§ TASK STATEMENT:
In the entries below, find the lines with the word "DOUBLE" and copy them.

§ MATERIAL PROVIDED:
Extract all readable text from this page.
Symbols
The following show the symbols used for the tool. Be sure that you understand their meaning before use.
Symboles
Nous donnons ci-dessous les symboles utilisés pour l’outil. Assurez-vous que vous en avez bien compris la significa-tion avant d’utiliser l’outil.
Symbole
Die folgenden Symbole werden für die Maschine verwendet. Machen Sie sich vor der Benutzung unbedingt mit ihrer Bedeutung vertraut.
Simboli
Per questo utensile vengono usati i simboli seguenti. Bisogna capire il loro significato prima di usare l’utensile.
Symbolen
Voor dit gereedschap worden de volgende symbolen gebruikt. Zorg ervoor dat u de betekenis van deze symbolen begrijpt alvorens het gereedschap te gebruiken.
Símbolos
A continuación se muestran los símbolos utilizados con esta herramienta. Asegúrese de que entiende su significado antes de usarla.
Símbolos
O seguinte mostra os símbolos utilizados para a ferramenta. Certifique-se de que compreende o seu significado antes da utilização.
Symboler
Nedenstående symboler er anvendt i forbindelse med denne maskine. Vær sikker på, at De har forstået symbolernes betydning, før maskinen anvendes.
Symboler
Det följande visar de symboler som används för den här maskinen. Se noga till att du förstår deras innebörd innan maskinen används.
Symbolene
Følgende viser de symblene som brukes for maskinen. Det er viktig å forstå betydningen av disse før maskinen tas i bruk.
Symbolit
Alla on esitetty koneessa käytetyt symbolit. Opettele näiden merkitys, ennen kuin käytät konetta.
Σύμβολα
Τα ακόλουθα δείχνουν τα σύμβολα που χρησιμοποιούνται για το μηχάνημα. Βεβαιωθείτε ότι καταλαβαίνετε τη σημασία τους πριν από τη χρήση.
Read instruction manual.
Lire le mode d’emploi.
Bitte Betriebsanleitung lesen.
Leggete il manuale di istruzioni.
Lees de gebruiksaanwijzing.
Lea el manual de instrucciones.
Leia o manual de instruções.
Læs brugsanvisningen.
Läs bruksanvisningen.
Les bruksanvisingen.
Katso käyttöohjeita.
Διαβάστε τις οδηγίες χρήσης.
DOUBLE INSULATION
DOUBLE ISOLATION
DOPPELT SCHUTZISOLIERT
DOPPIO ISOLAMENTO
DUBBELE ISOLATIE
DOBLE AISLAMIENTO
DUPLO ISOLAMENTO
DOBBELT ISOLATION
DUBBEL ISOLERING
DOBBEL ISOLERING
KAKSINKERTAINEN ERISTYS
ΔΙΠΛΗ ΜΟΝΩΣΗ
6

§ ANSWER TO THE PROBLEM:
DOUBLE INSULATION
DOUBLE ISOLATION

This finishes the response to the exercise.